Written instruction: Locate the string "powers" in the records below. Copy every line where it occurs.

- - -

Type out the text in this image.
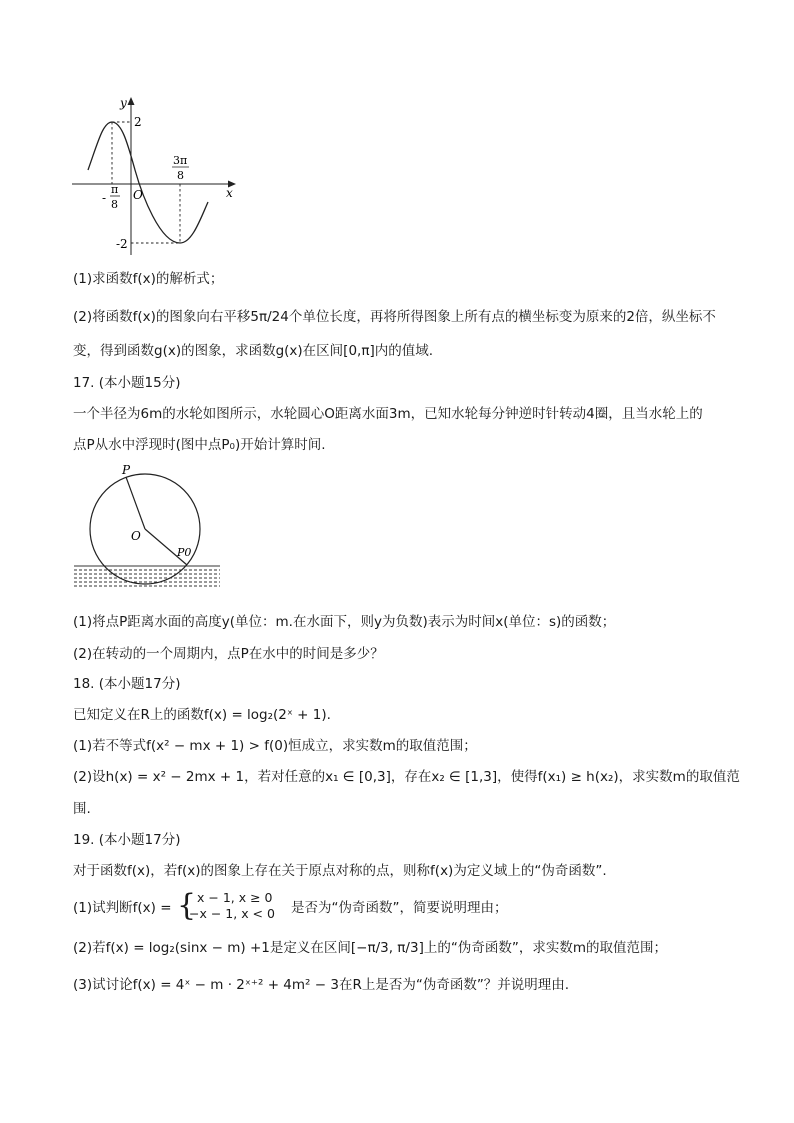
y
x
O
2
-2
-
π
8
3π
8
(1)求函数f(x)的解析式；
(2)将函数f(x)的图象向右平移5π/24个单位长度，再将所得图象上所有点的横坐标变为原来的2倍，纵坐标不
变，得到函数g(x)的图象，求函数g(x)在区间[0,π]内的值域.
17. (本小题15分)
一个半径为6m的水轮如图所示，水轮圆心O距离水面3m，已知水轮每分钟逆时针转动4圈，且当水轮上的
点P从水中浮现时(图中点P₀)开始计算时间.
P
O
P0
(1)将点P距离水面的高度y(单位：m.在水面下，则y为负数)表示为时间x(单位：s)的函数；
(2)在转动的一个周期内，点P在水中的时间是多少？
18. (本小题17分)
已知定义在R上的函数f(x) = log₂(2ˣ + 1).
(1)若不等式f(x² − mx + 1) > f(0)恒成立，求实数m的取值范围；
(2)设h(x) = x² − 2mx + 1，若对任意的x₁ ∈ [0,3]，存在x₂ ∈ [1,3]，使得f(x₁) ≥ h(x₂)，求实数m的取值范
围.
19. (本小题17分)
对于函数f(x)，若f(x)的图象上存在关于原点对称的点，则称f(x)为定义域上的“伪奇函数”.
(1)试判断f(x) = { x − 1, x ≥ 0
−x − 1, x < 0 是否为“伪奇函数”，简要说明理由；
(2)若f(x) = log₂(sinx − m) +1是定义在区间[−π/3, π/3]上的“伪奇函数”，求实数m的取值范围；
(3)试讨论f(x) = 4ˣ − m · 2ˣ⁺² + 4m² − 3在R上是否为“伪奇函数”？并说明理由.
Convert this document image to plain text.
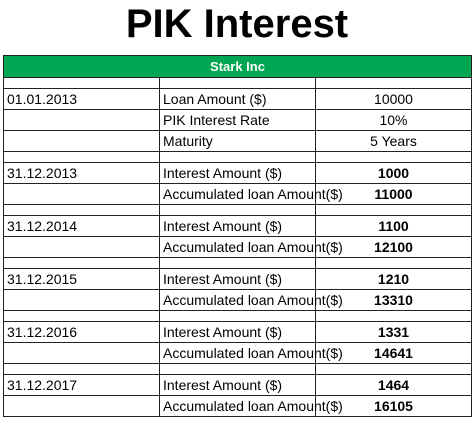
PIK Interest
Stark Inc		

01.01.2013	Loan Amount ($)	10000
	PIK Interest Rate	10%
	Maturity	5 Years

31.12.2013	Interest Amount ($)	1000
	Accumulated loan Amount($)	11000

31.12.2014	Interest Amount ($)	1100
	Accumulated loan Amount($)	12100

31.12.2015	Interest Amount ($)	1210
	Accumulated loan Amount($)	13310

31.12.2016	Interest Amount ($)	1331
	Accumulated loan Amount($)	14641

31.12.2017	Interest Amount ($)	1464
	Accumulated loan Amount($)	16105
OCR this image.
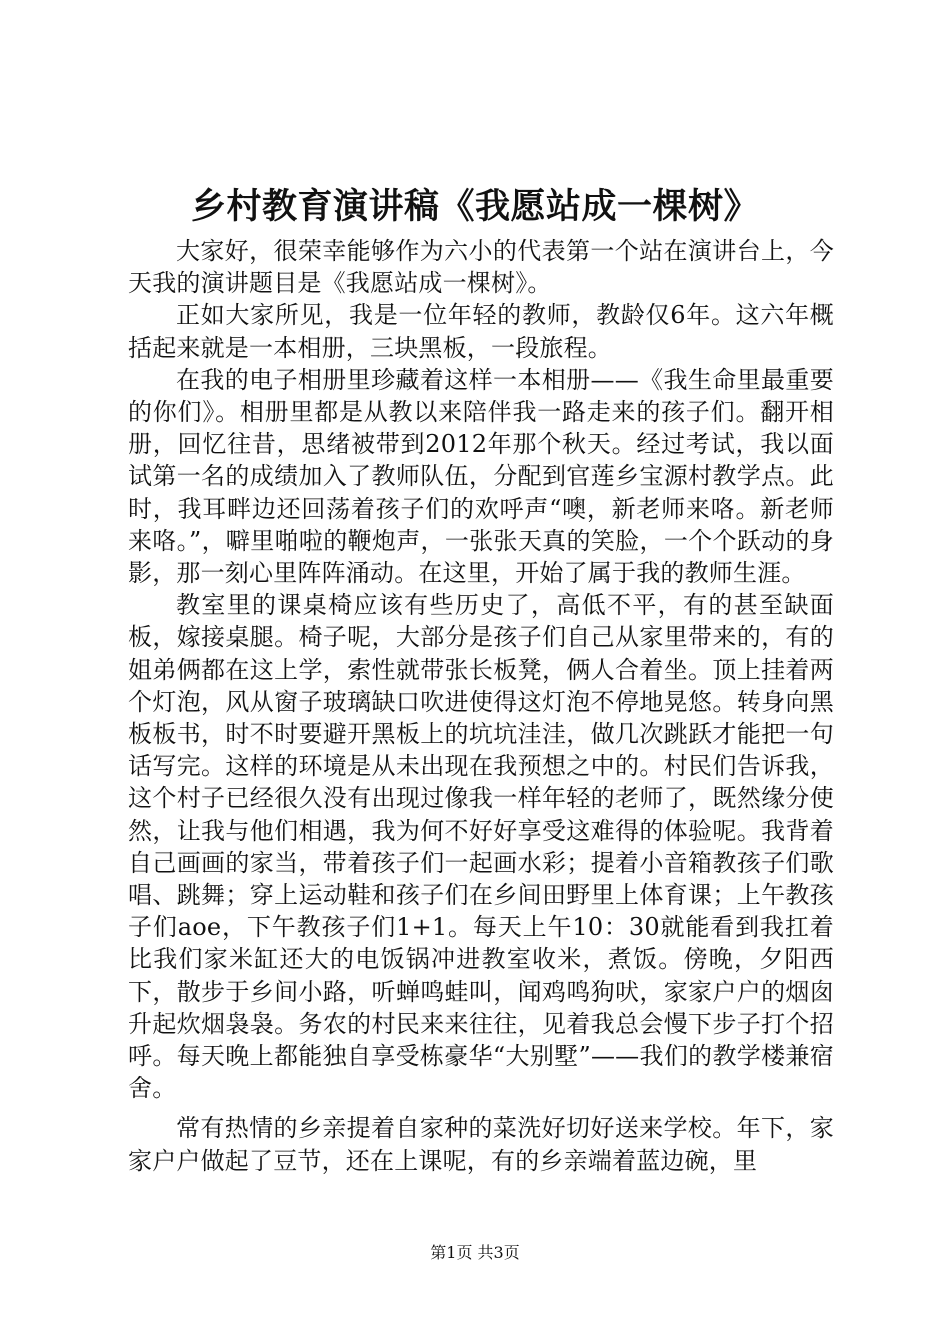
乡村教育演讲稿《我愿站成一棵树》

大家好，很荣幸能够作为六小的代表第一个站在演讲台上，今天我的演讲题目是《我愿站成一棵树》。

正如大家所见，我是一位年轻的教师，教龄仅6年。这六年概括起来就是一本相册，三块黑板，一段旅程。

在我的电子相册里珍藏着这样一本相册——《我生命里最重要的你们》。相册里都是从教以来陪伴我一路走来的孩子们。翻开相册，回忆往昔，思绪被带到2012年那个秋天。经过考试，我以面试第一名的成绩加入了教师队伍，分配到官莲乡宝源村教学点。此时，我耳畔边还回荡着孩子们的欢呼声“噢，新老师来咯。新老师来咯。”，噼里啪啦的鞭炮声，一张张天真的笑脸，一个个跃动的身影，那一刻心里阵阵涌动。在这里，开始了属于我的教师生涯。

教室里的课桌椅应该有些历史了，高低不平，有的甚至缺面板，嫁接桌腿。椅子呢，大部分是孩子们自己从家里带来的，有的姐弟俩都在这上学，索性就带张长板凳，俩人合着坐。顶上挂着两个灯泡，风从窗子玻璃缺口吹进使得这灯泡不停地晃悠。转身向黑板板书，时不时要避开黑板上的坑坑洼洼，做几次跳跃才能把一句话写完。这样的环境是从未出现在我预想之中的。村民们告诉我，这个村子已经很久没有出现过像我一样年轻的老师了，既然缘分使然，让我与他们相遇，我为何不好好享受这难得的体验呢。我背着自己画画的家当，带着孩子们一起画水彩；提着小音箱教孩子们歌唱、跳舞；穿上运动鞋和孩子们在乡间田野里上体育课；上午教孩子们aoe，下午教孩子们1+1。每天上午10：30就能看到我扛着比我们家米缸还大的电饭锅冲进教室收米，煮饭。傍晚，夕阳西下，散步于乡间小路，听蝉鸣蛙叫，闻鸡鸣狗吠，家家户户的烟囱升起炊烟袅袅。务农的村民来来往往，见着我总会慢下步子打个招呼。每天晚上都能独自享受栋豪华“大别墅”——我们的教学楼兼宿舍。

常有热情的乡亲提着自家种的菜洗好切好送来学校。年下，家家户户做起了豆节，还在上课呢，有的乡亲端着蓝边碗，里

第1页 共3页
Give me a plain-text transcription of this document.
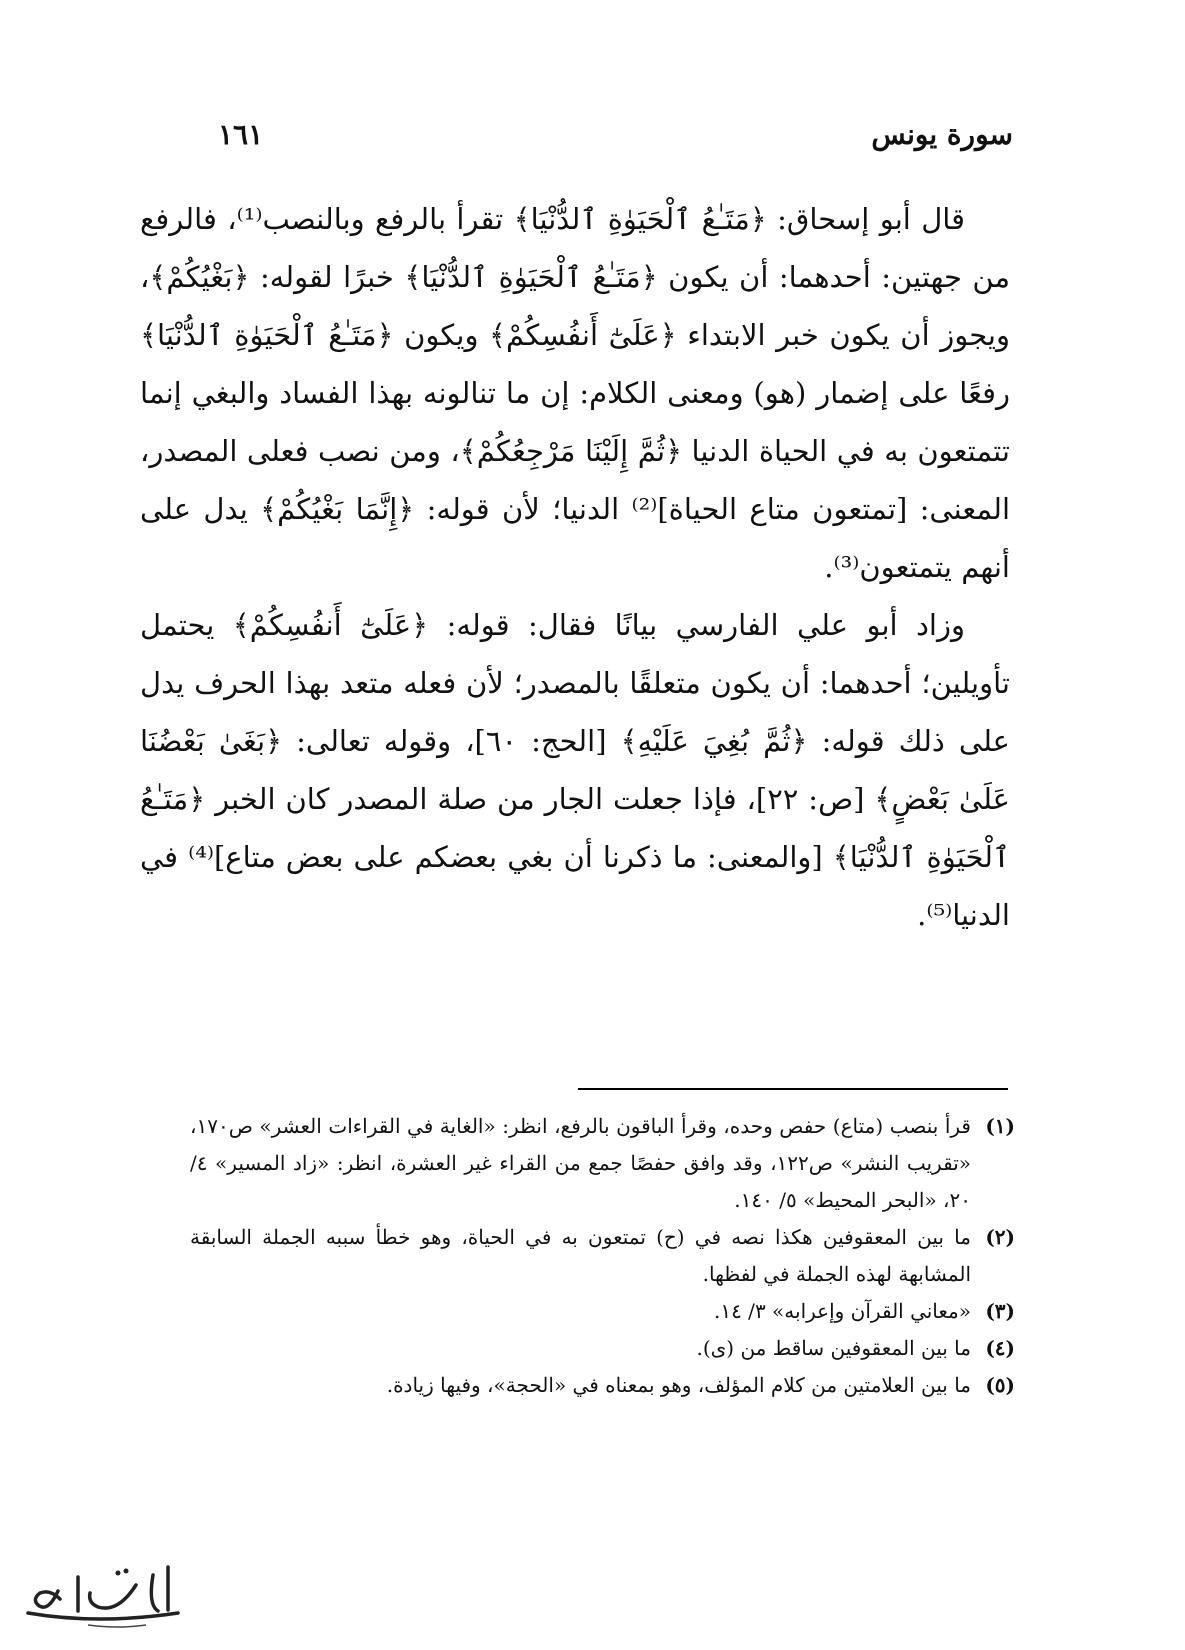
١٦١	سورة يونس

قال أبو إسحاق: ﴿مَتَـٰعُ ٱلْحَيَوٰةِ ٱلدُّنْيَا﴾ تقرأ بالرفع وبالنصب⁽¹⁾، فالرفع من جهتين: أحدهما: أن يكون ﴿مَتَـٰعُ ٱلْحَيَوٰةِ ٱلدُّنْيَا﴾ خبرًا لقوله: ﴿بَغْيُكُمْ﴾، ويجوز أن يكون خبر الابتداء ﴿عَلَىٰٓ أَنفُسِكُمْ﴾ ويكون ﴿مَتَـٰعُ ٱلْحَيَوٰةِ ٱلدُّنْيَا﴾ رفعًا على إضمار (هو) ومعنى الكلام: إن ما تنالونه بهذا الفساد والبغي إنما تتمتعون به في الحياة الدنيا ﴿ثُمَّ إِلَيْنَا مَرْجِعُكُمْ﴾، ومن نصب فعلى المصدر، المعنى: [تمتعون متاع الحياة]⁽²⁾ الدنيا؛ لأن قوله: ﴿إِنَّمَا بَغْيُكُمْ﴾ يدل على أنهم يتمتعون⁽³⁾.

وزاد أبو علي الفارسي بيانًا فقال: قوله: ﴿عَلَىٰٓ أَنفُسِكُمْ﴾ يحتمل تأويلين؛ أحدهما: أن يكون متعلقًا بالمصدر؛ لأن فعله متعد بهذا الحرف يدل على ذلك قوله: ﴿ثُمَّ بُغِيَ عَلَيْهِ﴾ [الحج: ٦٠]، وقوله تعالى: ﴿بَغَىٰ بَعْضُنَا عَلَىٰ بَعْضٍ﴾ [ص: ٢٢]، فإذا جعلت الجار من صلة المصدر كان الخبر ﴿مَتَـٰعُ ٱلْحَيَوٰةِ ٱلدُّنْيَا﴾ [والمعنى: ما ذكرنا أن بغي بعضكم على بعض متاع]⁽⁴⁾ في الدنيا⁽⁵⁾.

(١)
قرأ بنصب (متاع) حفص وحده، وقرأ الباقون بالرفع، انظر: «الغاية في القراءات العشر» ص١٧٠، «تقريب النشر» ص١٢٢، وقد وافق حفصًا جمع من القراء غير العشرة، انظر: «زاد المسير» ٤/ ٢٠، «البحر المحيط» ٥/ ١٤٠.
(٢)
ما بين المعقوفين هكذا نصه في (ح) تمتعون به في الحياة، وهو خطأ سببه الجملة السابقة المشابهة لهذه الجملة في لفظها.
(٣)
«معاني القرآن وإعرابه» ٣/ ١٤.
(٤)
ما بين المعقوفين ساقط من (ى).
(٥)
ما بين العلامتين من كلام المؤلف، وهو بمعناه في «الحجة»، وفيها زيادة.
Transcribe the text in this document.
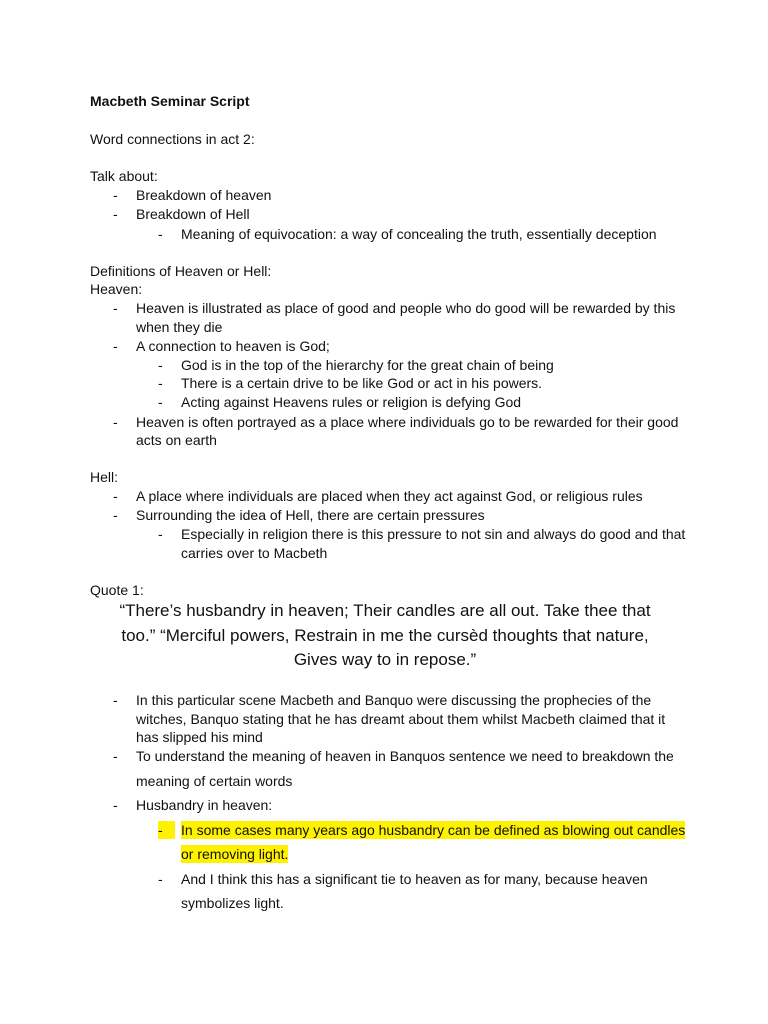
Macbeth Seminar Script
Word connections in act 2:
Talk about:
- Breakdown of heaven
- Breakdown of Hell
- Meaning of equivocation: a way of concealing the truth, essentially deception
Definitions of Heaven or Hell:
Heaven:
- Heaven is illustrated as place of good and people who do good will be rewarded by this
when they die
- A connection to heaven is God;
- God is in the top of the hierarchy for the great chain of being
- There is a certain drive to be like God or act in his powers.
- Acting against Heavens rules or religion is defying God
- Heaven is often portrayed as a place where individuals go to be rewarded for their good
acts on earth
Hell:
- A place where individuals are placed when they act against God, or religious rules
- Surrounding the idea of Hell, there are certain pressures
- Especially in religion there is this pressure to not sin and always do good and that
carries over to Macbeth
Quote 1:
“There’s husbandry in heaven; Their candles are all out. Take thee that
too.” “Merciful powers, Restrain in me the cursèd thoughts that nature,
Gives way to in repose.”
- In this particular scene Macbeth and Banquo were discussing the prophecies of the
witches, Banquo stating that he has dreamt about them whilst Macbeth claimed that it
has slipped his mind
- To understand the meaning of heaven in Banquos sentence we need to breakdown the
meaning of certain words
- Husbandry in heaven:
-	In some cases many years ago husbandry can be defined as blowing out candles
or removing light.
- And I think this has a significant tie to heaven as for many, because heaven
symbolizes light.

- - -

Exercise response:
- There is a certain drive to be like God or act in his powers.
too.” “Merciful powers, Restrain in me the cursèd thoughts that nature,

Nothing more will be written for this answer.